Search the data for the string "What" and gather each line it is in.

## Start EXERCISE INPUT

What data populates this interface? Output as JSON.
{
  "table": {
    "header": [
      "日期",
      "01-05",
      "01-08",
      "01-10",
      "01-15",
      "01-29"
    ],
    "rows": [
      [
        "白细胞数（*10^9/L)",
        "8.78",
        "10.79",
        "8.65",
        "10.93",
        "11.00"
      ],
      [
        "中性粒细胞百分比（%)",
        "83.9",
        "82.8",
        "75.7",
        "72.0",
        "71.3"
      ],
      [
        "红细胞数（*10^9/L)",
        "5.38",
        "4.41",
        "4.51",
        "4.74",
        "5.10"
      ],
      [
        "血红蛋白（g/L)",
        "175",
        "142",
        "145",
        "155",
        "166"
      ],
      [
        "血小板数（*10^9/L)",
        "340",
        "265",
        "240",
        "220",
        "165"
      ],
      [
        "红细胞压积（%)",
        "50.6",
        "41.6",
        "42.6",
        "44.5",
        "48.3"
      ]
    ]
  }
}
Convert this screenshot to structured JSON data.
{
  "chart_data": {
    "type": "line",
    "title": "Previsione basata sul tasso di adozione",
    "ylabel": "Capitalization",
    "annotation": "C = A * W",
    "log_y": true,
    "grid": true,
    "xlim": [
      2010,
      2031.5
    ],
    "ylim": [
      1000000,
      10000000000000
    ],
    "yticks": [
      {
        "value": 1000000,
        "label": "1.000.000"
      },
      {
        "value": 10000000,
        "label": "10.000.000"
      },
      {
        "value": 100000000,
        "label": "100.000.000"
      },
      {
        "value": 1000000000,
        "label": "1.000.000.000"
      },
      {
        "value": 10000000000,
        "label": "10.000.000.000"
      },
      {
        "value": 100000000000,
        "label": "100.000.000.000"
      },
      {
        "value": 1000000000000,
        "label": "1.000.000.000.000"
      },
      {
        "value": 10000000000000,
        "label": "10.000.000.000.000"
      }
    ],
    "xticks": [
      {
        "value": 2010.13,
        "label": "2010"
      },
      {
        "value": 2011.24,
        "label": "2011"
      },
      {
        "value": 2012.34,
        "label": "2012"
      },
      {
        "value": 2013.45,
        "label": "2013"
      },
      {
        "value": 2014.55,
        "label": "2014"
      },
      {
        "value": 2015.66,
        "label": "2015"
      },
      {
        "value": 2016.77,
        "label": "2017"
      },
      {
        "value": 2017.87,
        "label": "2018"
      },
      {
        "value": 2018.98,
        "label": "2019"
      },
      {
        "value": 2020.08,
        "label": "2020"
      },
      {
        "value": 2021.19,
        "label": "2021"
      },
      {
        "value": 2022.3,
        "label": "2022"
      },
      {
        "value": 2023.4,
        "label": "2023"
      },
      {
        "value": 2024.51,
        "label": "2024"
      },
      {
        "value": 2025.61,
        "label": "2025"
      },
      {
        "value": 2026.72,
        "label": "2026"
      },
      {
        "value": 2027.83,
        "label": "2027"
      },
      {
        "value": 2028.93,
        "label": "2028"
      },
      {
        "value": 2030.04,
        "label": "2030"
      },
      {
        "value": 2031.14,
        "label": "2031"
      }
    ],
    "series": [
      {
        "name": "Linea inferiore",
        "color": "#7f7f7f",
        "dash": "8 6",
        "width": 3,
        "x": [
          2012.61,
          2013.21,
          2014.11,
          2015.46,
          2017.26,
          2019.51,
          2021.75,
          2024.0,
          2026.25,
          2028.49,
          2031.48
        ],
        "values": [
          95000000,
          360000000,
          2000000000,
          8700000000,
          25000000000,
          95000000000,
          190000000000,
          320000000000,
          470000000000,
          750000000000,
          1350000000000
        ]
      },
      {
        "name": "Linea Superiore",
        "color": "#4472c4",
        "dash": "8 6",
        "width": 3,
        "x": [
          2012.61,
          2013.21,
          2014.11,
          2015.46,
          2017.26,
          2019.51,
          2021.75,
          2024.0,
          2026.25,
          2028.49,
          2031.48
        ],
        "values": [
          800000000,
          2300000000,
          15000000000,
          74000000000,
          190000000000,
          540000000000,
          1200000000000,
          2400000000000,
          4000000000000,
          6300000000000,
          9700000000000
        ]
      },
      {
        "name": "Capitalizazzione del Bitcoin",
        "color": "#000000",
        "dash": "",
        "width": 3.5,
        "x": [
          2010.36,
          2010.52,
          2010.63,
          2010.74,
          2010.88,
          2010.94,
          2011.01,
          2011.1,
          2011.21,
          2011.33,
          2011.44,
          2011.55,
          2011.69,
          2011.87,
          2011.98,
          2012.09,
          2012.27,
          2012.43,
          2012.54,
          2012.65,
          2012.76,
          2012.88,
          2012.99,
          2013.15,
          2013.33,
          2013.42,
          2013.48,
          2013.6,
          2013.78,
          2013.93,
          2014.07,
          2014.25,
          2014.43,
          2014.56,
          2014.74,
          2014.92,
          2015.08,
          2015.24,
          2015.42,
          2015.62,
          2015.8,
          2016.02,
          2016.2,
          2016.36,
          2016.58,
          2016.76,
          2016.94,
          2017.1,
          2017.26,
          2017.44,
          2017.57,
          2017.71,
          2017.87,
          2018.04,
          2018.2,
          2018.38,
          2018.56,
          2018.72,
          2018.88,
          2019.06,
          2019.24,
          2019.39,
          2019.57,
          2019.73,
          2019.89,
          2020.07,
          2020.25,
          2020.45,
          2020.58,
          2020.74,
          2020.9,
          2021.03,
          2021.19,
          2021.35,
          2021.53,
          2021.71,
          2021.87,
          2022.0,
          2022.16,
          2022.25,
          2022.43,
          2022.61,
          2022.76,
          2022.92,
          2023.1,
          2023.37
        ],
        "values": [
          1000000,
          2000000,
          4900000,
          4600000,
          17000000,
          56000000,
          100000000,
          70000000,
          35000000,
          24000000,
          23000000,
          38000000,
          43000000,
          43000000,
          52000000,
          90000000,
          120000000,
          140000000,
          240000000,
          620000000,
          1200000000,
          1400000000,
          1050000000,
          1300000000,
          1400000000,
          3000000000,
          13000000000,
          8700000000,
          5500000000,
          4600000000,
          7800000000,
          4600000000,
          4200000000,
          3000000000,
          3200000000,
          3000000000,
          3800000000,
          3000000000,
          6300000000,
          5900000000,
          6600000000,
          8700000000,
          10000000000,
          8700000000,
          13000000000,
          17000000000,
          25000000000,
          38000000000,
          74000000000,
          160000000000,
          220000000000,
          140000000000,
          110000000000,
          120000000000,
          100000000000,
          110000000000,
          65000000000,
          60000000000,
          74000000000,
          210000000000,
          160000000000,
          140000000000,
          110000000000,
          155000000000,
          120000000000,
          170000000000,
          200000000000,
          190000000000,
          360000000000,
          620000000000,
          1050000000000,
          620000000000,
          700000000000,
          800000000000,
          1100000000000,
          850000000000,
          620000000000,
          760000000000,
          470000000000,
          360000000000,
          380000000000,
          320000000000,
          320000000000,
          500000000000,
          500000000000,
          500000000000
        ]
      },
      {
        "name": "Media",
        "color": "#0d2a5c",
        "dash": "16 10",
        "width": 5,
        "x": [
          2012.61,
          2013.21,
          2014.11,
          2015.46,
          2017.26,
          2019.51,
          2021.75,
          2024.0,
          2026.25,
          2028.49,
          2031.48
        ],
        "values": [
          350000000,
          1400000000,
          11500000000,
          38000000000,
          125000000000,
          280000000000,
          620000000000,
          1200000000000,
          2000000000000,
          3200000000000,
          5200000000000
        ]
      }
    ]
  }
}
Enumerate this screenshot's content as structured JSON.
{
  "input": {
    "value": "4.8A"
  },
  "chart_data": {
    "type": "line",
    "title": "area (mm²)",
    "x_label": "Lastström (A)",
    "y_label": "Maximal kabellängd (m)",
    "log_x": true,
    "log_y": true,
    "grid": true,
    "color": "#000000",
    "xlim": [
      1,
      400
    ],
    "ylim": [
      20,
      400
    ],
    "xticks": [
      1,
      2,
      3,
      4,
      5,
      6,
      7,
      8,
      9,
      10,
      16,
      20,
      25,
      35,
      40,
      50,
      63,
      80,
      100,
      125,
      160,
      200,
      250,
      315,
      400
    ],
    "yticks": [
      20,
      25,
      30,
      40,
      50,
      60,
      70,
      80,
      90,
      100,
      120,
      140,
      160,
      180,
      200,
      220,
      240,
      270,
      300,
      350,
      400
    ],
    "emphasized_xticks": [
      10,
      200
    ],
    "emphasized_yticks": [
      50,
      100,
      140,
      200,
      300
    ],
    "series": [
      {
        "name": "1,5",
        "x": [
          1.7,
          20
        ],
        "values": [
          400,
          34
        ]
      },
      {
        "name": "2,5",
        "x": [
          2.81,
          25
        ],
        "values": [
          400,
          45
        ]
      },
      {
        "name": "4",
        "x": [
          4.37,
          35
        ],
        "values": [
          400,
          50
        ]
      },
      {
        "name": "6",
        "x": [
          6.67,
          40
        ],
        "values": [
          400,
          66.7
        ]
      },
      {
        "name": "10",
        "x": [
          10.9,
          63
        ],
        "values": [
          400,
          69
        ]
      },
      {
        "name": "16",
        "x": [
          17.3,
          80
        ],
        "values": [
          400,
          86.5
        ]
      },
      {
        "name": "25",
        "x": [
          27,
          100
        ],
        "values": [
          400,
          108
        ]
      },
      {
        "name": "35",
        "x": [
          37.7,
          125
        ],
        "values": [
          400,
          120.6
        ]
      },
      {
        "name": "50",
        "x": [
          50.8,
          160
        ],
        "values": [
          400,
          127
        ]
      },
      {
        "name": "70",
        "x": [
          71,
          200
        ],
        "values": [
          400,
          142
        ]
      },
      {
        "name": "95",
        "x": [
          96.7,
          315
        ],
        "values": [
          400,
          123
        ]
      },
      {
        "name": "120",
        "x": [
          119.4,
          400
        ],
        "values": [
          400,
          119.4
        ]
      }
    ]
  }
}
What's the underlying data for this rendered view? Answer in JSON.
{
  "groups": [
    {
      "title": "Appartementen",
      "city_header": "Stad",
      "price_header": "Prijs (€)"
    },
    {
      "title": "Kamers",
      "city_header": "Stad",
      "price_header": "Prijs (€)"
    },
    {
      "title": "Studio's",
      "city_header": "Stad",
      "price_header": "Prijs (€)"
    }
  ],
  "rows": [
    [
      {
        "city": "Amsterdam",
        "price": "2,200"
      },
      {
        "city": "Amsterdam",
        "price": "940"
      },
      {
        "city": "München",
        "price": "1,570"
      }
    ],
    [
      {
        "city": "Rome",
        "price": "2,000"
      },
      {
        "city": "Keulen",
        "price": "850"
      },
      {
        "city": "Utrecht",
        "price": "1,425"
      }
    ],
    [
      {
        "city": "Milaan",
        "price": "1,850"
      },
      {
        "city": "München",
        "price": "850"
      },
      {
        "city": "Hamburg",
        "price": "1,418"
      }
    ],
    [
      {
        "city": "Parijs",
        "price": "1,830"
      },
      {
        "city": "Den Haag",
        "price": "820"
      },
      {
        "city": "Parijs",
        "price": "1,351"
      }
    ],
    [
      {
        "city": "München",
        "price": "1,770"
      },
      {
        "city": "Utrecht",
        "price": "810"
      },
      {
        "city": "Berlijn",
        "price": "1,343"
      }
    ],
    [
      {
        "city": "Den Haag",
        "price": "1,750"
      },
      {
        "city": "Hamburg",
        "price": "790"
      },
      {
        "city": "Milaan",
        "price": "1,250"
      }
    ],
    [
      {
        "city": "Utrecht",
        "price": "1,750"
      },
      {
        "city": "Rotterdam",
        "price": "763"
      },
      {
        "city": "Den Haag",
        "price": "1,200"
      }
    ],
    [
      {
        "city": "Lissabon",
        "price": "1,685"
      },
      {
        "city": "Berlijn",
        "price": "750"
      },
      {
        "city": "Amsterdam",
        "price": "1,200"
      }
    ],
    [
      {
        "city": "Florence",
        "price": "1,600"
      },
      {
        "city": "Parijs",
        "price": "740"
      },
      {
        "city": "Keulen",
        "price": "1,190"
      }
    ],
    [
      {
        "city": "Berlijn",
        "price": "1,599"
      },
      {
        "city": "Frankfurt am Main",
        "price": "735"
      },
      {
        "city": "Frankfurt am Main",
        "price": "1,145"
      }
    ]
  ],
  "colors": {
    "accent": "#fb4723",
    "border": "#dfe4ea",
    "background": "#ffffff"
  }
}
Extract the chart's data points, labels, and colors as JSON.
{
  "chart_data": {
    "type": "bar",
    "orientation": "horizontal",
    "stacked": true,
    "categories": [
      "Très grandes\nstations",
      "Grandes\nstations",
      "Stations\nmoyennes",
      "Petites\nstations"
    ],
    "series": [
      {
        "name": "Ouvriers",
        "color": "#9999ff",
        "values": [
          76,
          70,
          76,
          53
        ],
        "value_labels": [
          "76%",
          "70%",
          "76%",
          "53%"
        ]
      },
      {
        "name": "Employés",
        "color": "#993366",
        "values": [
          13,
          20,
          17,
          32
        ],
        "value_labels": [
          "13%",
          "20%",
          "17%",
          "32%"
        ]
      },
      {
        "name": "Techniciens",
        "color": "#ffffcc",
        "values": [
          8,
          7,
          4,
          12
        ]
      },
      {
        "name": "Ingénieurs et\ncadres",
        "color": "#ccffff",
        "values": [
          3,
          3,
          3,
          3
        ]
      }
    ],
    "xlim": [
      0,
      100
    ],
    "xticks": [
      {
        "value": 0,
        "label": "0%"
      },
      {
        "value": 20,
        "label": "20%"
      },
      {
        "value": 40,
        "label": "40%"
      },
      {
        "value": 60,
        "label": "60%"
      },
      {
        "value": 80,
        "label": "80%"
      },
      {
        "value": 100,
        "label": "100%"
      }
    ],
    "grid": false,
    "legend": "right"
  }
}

## End EXERCISE INPUT

### TASK RESULT
What data populates this interface? Output as JSON.
What's the underlying data for this rendered view? Answer in JSON.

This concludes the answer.